**WORK REQUIRED**
From the first line to the last, copy the listing exactly and omit the pictures.

**EXERCISE INPUT**
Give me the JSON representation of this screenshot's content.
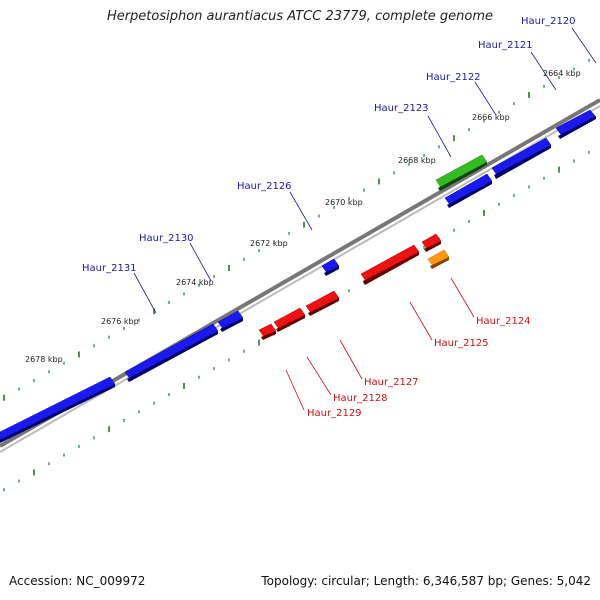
{
  "title": "Herpetosiphon aurantiacus ATCC 23779, complete genome",
  "footer": {
    "accession": "Accession: NC_009972",
    "summary": "Topology: circular; Length: 6,346,587 bp; Genes: 5,042"
  },
  "colors": {
    "forward_gene": "#1a1aee",
    "reverse_gene": "#ee1111",
    "rna_gene": "#33bb22",
    "other_gene": "#ff9911",
    "forward_label": "#1a1a9e",
    "reverse_label": "#cc1111",
    "backbone": "#777777",
    "ticks": "#227722"
  },
  "scale_labels": [
    "2664 kbp",
    "2666 kbp",
    "2668 kbp",
    "2670 kbp",
    "2672 kbp",
    "2674 kbp",
    "2676 kbp",
    "2678 kbp"
  ],
  "genes_forward": [
    {
      "name": "Haur_2120",
      "kind": "forward"
    },
    {
      "name": "Haur_2121",
      "kind": "forward"
    },
    {
      "name": "Haur_2122",
      "kind": "forward"
    },
    {
      "name": "Haur_2123",
      "kind": "rna"
    },
    {
      "name": "Haur_2126",
      "kind": "forward"
    },
    {
      "name": "Haur_2130",
      "kind": "forward"
    },
    {
      "name": "Haur_2131",
      "kind": "forward"
    }
  ],
  "genes_reverse": [
    {
      "name": "Haur_2124",
      "kind": "other"
    },
    {
      "name": "Haur_2125",
      "kind": "reverse"
    },
    {
      "name": "Haur_2127",
      "kind": "reverse"
    },
    {
      "name": "Haur_2128",
      "kind": "reverse"
    },
    {
      "name": "Haur_2129",
      "kind": "reverse"
    }
  ]
}
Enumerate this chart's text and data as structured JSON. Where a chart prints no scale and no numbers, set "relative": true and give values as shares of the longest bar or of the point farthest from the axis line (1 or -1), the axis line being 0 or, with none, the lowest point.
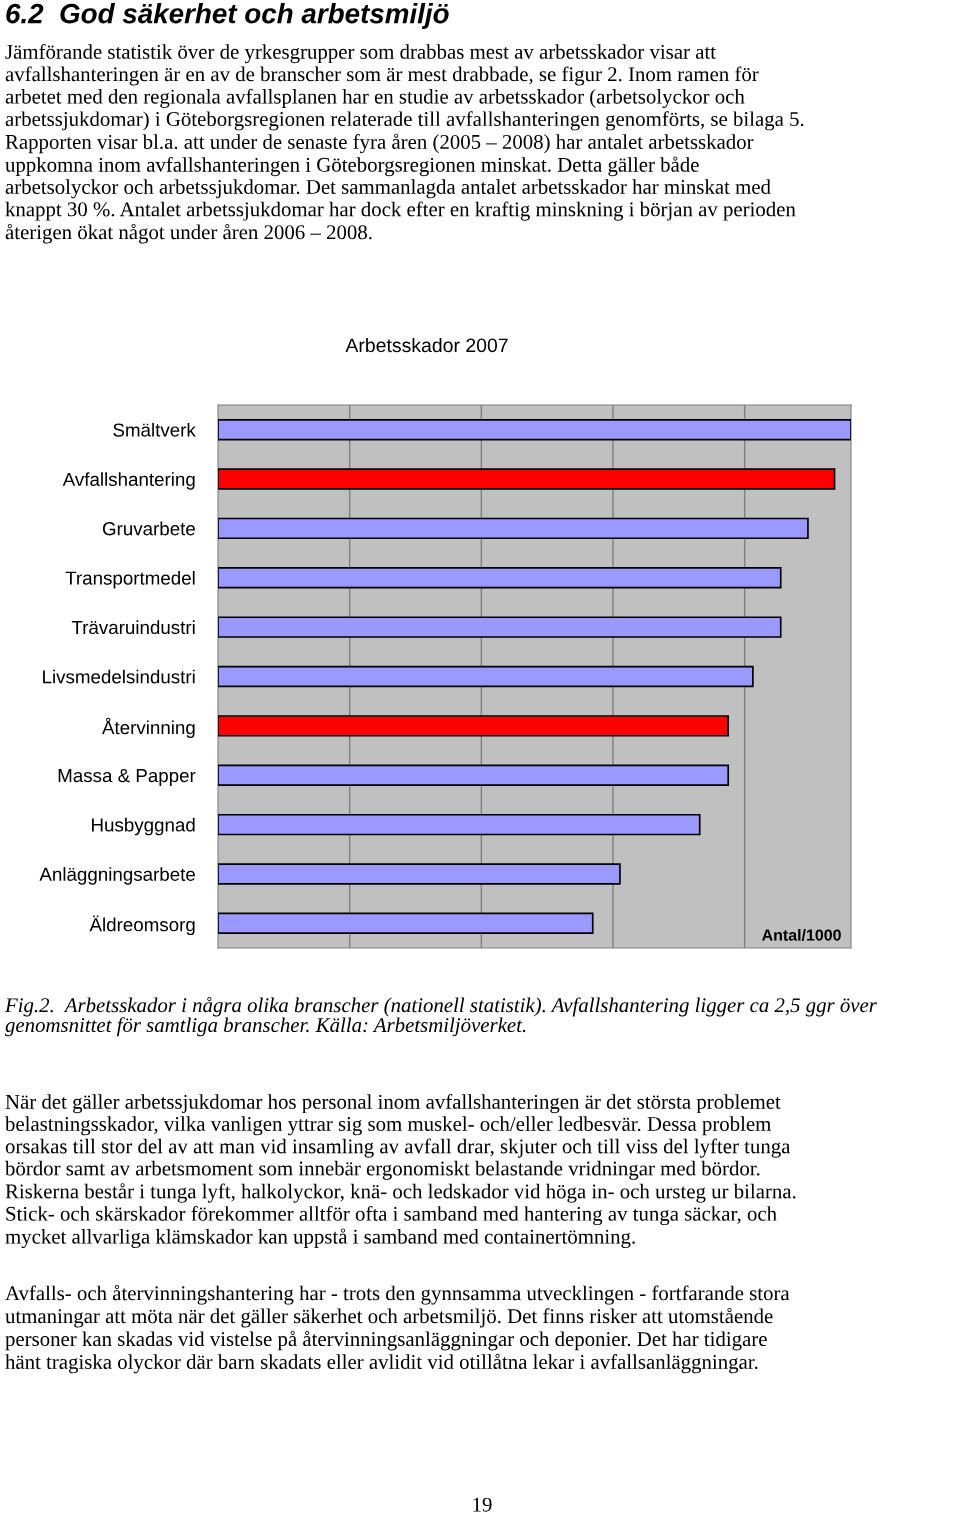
{
  "chart_data": {
    "type": "bar",
    "orientation": "horizontal",
    "relative": true,
    "title": "Arbetsskador 2007",
    "xlabel": "Antal/1000",
    "categories": [
      "Smältverk",
      "Avfallshantering",
      "Gruvarbete",
      "Transportmedel",
      "Trävaruindustri",
      "Livsmedelsindustri",
      "Återvinning",
      "Massa & Papper",
      "Husbyggnad",
      "Anläggningsarbete",
      "Äldreomsorg"
    ],
    "values": [
      1,
      0.974,
      0.932,
      0.889,
      0.889,
      0.845,
      0.806,
      0.806,
      0.761,
      0.635,
      0.592
    ],
    "colors": [
      "#9999ff",
      "#ff0000",
      "#9999ff",
      "#9999ff",
      "#9999ff",
      "#9999ff",
      "#ff0000",
      "#9999ff",
      "#9999ff",
      "#9999ff",
      "#9999ff"
    ],
    "grid": "x",
    "annotations": [
      "6.2  God säkerhet och arbetsmiljö",
      "Jämförande statistik över de yrkesgrupper som drabbas mest av arbetsskador visar att\navfallshanteringen är en av de branscher som är mest drabbade, se figur 2. Inom ramen för\narbetet med den regionala avfallsplanen har en studie av arbetsskador (arbetsolyckor och\narbetssjukdomar) i Göteborgsregionen relaterade till avfallshanteringen genomförts, se bilaga 5.\nRapporten visar bl.a. att under de senaste fyra åren (2005 – 2008) har antalet arbetsskador\nuppkomna inom avfallshanteringen i Göteborgsregionen minskat. Detta gäller både\narbetsolyckor och arbetssjukdomar. Det sammanlagda antalet arbetsskador har minskat med\nknappt 30 %. Antalet arbetssjukdomar har dock efter en kraftig minskning i början av perioden\nåterigen ökat något under åren 2006 – 2008.",
      "Fig.2.  Arbetsskador i några olika branscher (nationell statistik). Avfallshantering ligger ca 2,5 ggr över\ngenomsnittet för samtliga branscher. Källa: Arbetsmiljöverket.",
      "När det gäller arbetssjukdomar hos personal inom avfallshanteringen är det största problemet\nbelastningsskador, vilka vanligen yttrar sig som muskel- och/eller ledbesvär. Dessa problem\norsakas till stor del av att man vid insamling av avfall drar, skjuter och till viss del lyfter tunga\nbördor samt av arbetsmoment som innebär ergonomiskt belastande vridningar med bördor.\nRiskerna består i tunga lyft, halkolyckor, knä- och ledskador vid höga in- och ursteg ur bilarna.\nStick- och skärskador förekommer alltför ofta i samband med hantering av tunga säckar, och\nmycket allvarliga klämskador kan uppstå i samband med containertömning.",
      "Avfalls- och återvinningshantering har - trots den gynnsamma utvecklingen - fortfarande stora\nutmaningar att möta när det gäller säkerhet och arbetsmiljö. Det finns risker att utomstående\npersoner kan skadas vid vistelse på återvinningsanläggningar och deponier. Det har tidigare\nhänt tragiska olyckor där barn skadats eller avlidit vid otillåtna lekar i avfallsanläggningar.",
      "19"
    ]
  }
}
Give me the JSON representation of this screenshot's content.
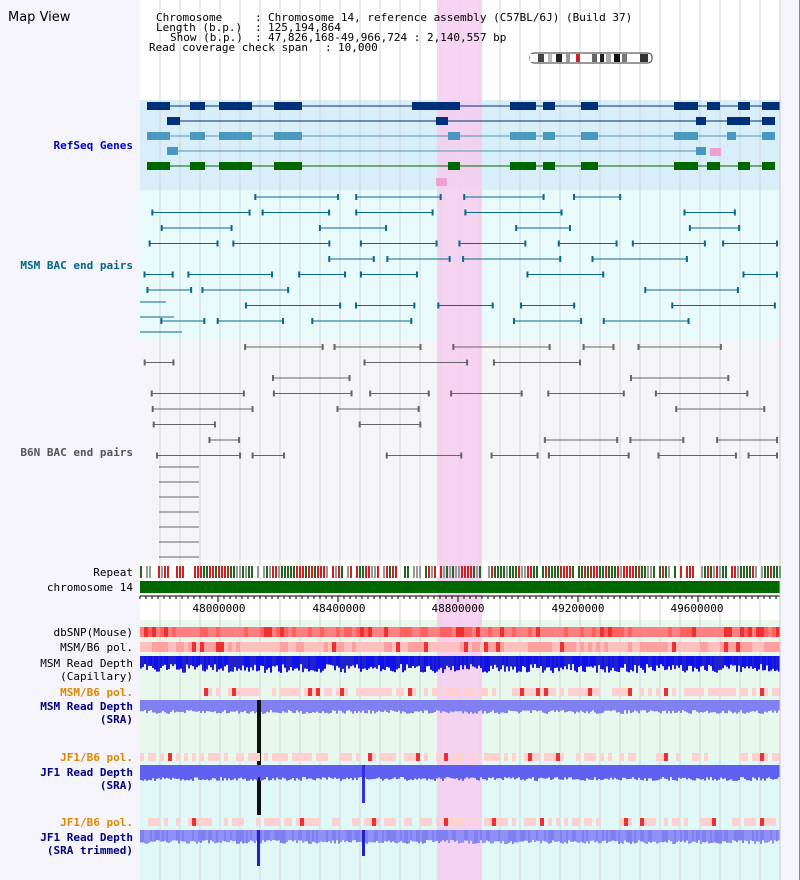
{
  "title": "Map View",
  "info": {
    "chromosome_key": "Chromosome",
    "chromosome_val": "Chromosome 14, reference assembly (C57BL/6J) (Build 37)",
    "length_key": "Length (b.p.)",
    "length_val": "125,194,864",
    "show_key": "Show (b.p.)",
    "show_val": "47,826,168-49,966,724 : 2,140,557 bp",
    "coverage_key": "Read coverage check span",
    "coverage_val": "10,000"
  },
  "tracks": {
    "refseq": "RefSeq Genes",
    "msm_bac": "MSM BAC end pairs",
    "b6n_bac": "B6N BAC end pairs",
    "repeat": "Repeat",
    "chromosome": "chromosome 14",
    "dbsnp": "dbSNP(Mouse)",
    "msm_b6_pol_1": "MSM/B6 pol.",
    "msm_read_depth_cap_1": "MSM Read Depth",
    "msm_read_depth_cap_2": "(Capillary)",
    "msm_b6_pol_2": "MSM/B6 pol.",
    "msm_read_depth_sra_1": "MSM Read Depth",
    "msm_read_depth_sra_2": "(SRA)",
    "jf1_b6_pol_1": "JF1/B6 pol.",
    "jf1_read_depth_sra_1": "JF1 Read Depth",
    "jf1_read_depth_sra_2": "(SRA)",
    "jf1_b6_pol_2": "JF1/B6 pol.",
    "jf1_read_depth_trim_1": "JF1 Read Depth",
    "jf1_read_depth_trim_2": "(SRA trimmed)"
  },
  "axis": {
    "ticks": [
      "48000000",
      "48400000",
      "48800000",
      "49200000",
      "49600000"
    ]
  },
  "colors": {
    "refseq_label": "#0000cc",
    "bac_label": "#006688",
    "b6n_label": "#555555",
    "dark_label": "#000080",
    "orange_label": "#dd8800",
    "highlight": "#f8d0f0",
    "chromosome_bar": "#006600"
  }
}
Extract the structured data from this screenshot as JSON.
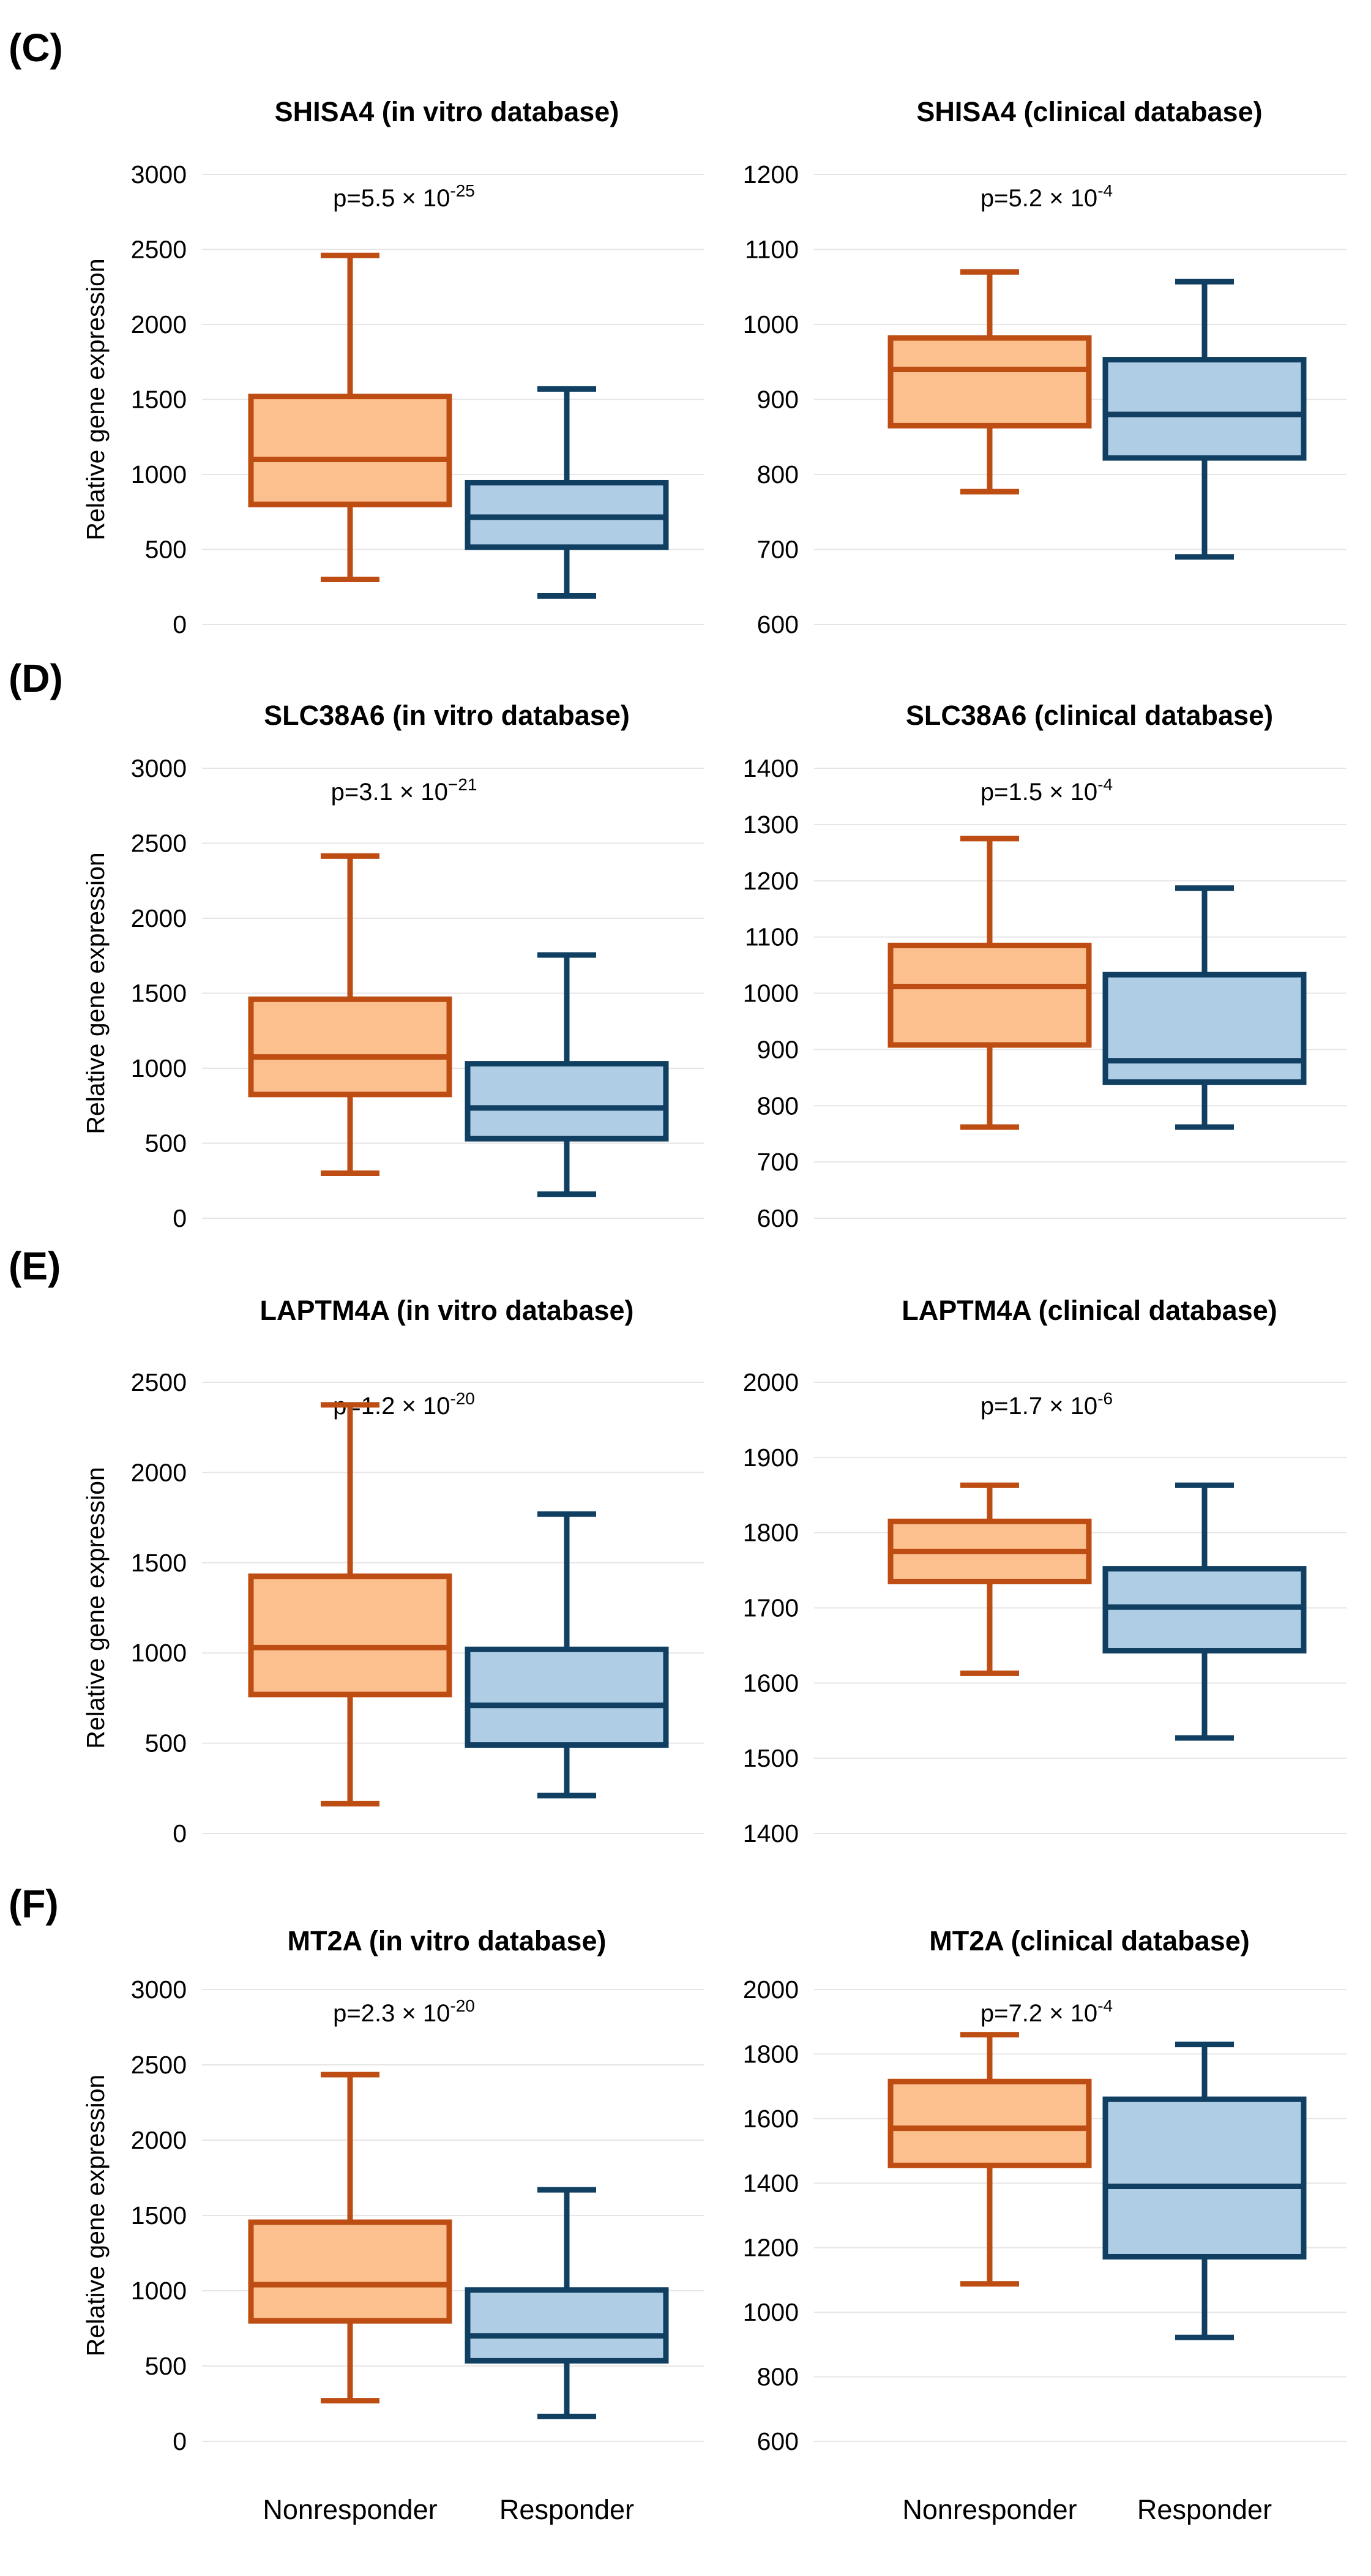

**OUTPUT OF THE EXERCISE**
Give me the JSON representation of this screenshot's content.
{
  "title": "Herpetosiphon aurantiacus ATCC 23779, complete genome",
  "footer": {
    "accession": "Accession: NC_009972",
    "summary": "Topology: circular; Length: 6,346,587 bp; Genes: 5,042"
  },
  "colors": {
    "forward_gene": "#1a1aee",
    "reverse_gene": "#ee1111",
    "rna_gene": "#33bb22",
    "other_gene": "#ff9911",
    "forward_label": "#1a1a9e",
    "reverse_label": "#cc1111",
    "backbone": "#777777",
    "ticks": "#227722"
  },
  "scale_labels": [
    "2664 kbp",
    "2666 kbp",
    "2668 kbp",
    "2670 kbp",
    "2672 kbp",
    "2674 kbp",
    "2676 kbp",
    "2678 kbp"
  ],
  "genes_forward": [
    {
      "name": "Haur_2120",
      "kind": "forward"
    },
    {
      "name": "Haur_2121",
      "kind": "forward"
    },
    {
      "name": "Haur_2122",
      "kind": "forward"
    },
    {
      "name": "Haur_2123",
      "kind": "rna"
    },
    {
      "name": "Haur_2126",
      "kind": "forward"
    },
    {
      "name": "Haur_2130",
      "kind": "forward"
    },
    {
      "name": "Haur_2131",
      "kind": "forward"
    }
  ],
  "genes_reverse": [
    {
      "name": "Haur_2124",
      "kind": "other"
    },
    {
      "name": "Haur_2125",
      "kind": "reverse"
    },
    {
      "name": "Haur_2127",
      "kind": "reverse"
    },
    {
      "name": "Haur_2128",
      "kind": "reverse"
    },
    {
      "name": "Haur_2129",
      "kind": "reverse"
    }
  ]
}
Enumerate this chart's text and data as structured JSON. Where a chart prints no scale and no numbers, set "relative": true and give values as shares of the longest bar or of the point farthest from the axis line (1 or -1), the axis line being 0 or, with none, the lowest point.
{
  "chart_data": {
    "type": "bar",
    "orientation": "horizontal",
    "relative": true,
    "title": "Arbetsskador 2007",
    "xlabel": "Antal/1000",
    "categories": [
      "Smältverk",
      "Avfallshantering",
      "Gruvarbete",
      "Transportmedel",
      "Trävaruindustri",
      "Livsmedelsindustri",
      "Återvinning",
      "Massa & Papper",
      "Husbyggnad",
      "Anläggningsarbete",
      "Äldreomsorg"
    ],
    "values": [
      1,
      0.974,
      0.932,
      0.889,
      0.889,
      0.845,
      0.806,
      0.806,
      0.761,
      0.635,
      0.592
    ],
    "colors": [
      "#9999ff",
      "#ff0000",
      "#9999ff",
      "#9999ff",
      "#9999ff",
      "#9999ff",
      "#ff0000",
      "#9999ff",
      "#9999ff",
      "#9999ff",
      "#9999ff"
    ],
    "grid": "x",
    "annotations": [
      "6.2  God säkerhet och arbetsmiljö",
      "Jämförande statistik över de yrkesgrupper som drabbas mest av arbetsskador visar att\navfallshanteringen är en av de branscher som är mest drabbade, se figur 2. Inom ramen för\narbetet med den regionala avfallsplanen har en studie av arbetsskador (arbetsolyckor och\narbetssjukdomar) i Göteborgsregionen relaterade till avfallshanteringen genomförts, se bilaga 5.\nRapporten visar bl.a. att under de senaste fyra åren (2005 – 2008) har antalet arbetsskador\nuppkomna inom avfallshanteringen i Göteborgsregionen minskat. Detta gäller både\narbetsolyckor och arbetssjukdomar. Det sammanlagda antalet arbetsskador har minskat med\nknappt 30 %. Antalet arbetssjukdomar har dock efter en kraftig minskning i början av perioden\nåterigen ökat något under åren 2006 – 2008.",
      "Fig.2.  Arbetsskador i några olika branscher (nationell statistik). Avfallshantering ligger ca 2,5 ggr över\ngenomsnittet för samtliga branscher. Källa: Arbetsmiljöverket.",
      "När det gäller arbetssjukdomar hos personal inom avfallshanteringen är det största problemet\nbelastningsskador, vilka vanligen yttrar sig som muskel- och/eller ledbesvär. Dessa problem\norsakas till stor del av att man vid insamling av avfall drar, skjuter och till viss del lyfter tunga\nbördor samt av arbetsmoment som innebär ergonomiskt belastande vridningar med bördor.\nRiskerna består i tunga lyft, halkolyckor, knä- och ledskador vid höga in- och ursteg ur bilarna.\nStick- och skärskador förekommer alltför ofta i samband med hantering av tunga säckar, och\nmycket allvarliga klämskador kan uppstå i samband med containertömning.",
      "Avfalls- och återvinningshantering har - trots den gynnsamma utvecklingen - fortfarande stora\nutmaningar att möta när det gäller säkerhet och arbetsmiljö. Det finns risker att utomstående\npersoner kan skadas vid vistelse på återvinningsanläggningar och deponier. Det har tidigare\nhänt tragiska olyckor där barn skadats eller avlidit vid otillåtna lekar i avfallsanläggningar.",
      "19"
    ]
  }
}
Give me the JSON representation of this screenshot's content.
{
  "title": "Map View",
  "info": {
    "chromosome_key": "Chromosome",
    "chromosome_val": "Chromosome 14, reference assembly (C57BL/6J) (Build 37)",
    "length_key": "Length (b.p.)",
    "length_val": "125,194,864",
    "show_key": "Show (b.p.)",
    "show_val": "47,826,168-49,966,724 : 2,140,557 bp",
    "coverage_key": "Read coverage check span",
    "coverage_val": "10,000"
  },
  "tracks": {
    "refseq": "RefSeq Genes",
    "msm_bac": "MSM BAC end pairs",
    "b6n_bac": "B6N BAC end pairs",
    "repeat": "Repeat",
    "chromosome": "chromosome 14",
    "dbsnp": "dbSNP(Mouse)",
    "msm_b6_pol_1": "MSM/B6 pol.",
    "msm_read_depth_cap_1": "MSM Read Depth",
    "msm_read_depth_cap_2": "(Capillary)",
    "msm_b6_pol_2": "MSM/B6 pol.",
    "msm_read_depth_sra_1": "MSM Read Depth",
    "msm_read_depth_sra_2": "(SRA)",
    "jf1_b6_pol_1": "JF1/B6 pol.",
    "jf1_read_depth_sra_1": "JF1 Read Depth",
    "jf1_read_depth_sra_2": "(SRA)",
    "jf1_b6_pol_2": "JF1/B6 pol.",
    "jf1_read_depth_trim_1": "JF1 Read Depth",
    "jf1_read_depth_trim_2": "(SRA trimmed)"
  },
  "axis": {
    "ticks": [
      "48000000",
      "48400000",
      "48800000",
      "49200000",
      "49600000"
    ]
  },
  "colors": {
    "refseq_label": "#0000cc",
    "bac_label": "#006688",
    "b6n_label": "#555555",
    "dark_label": "#000080",
    "orange_label": "#dd8800",
    "highlight": "#f8d0f0",
    "chromosome_bar": "#006600"
  }
}
Extract the structured data from this screenshot as JSON.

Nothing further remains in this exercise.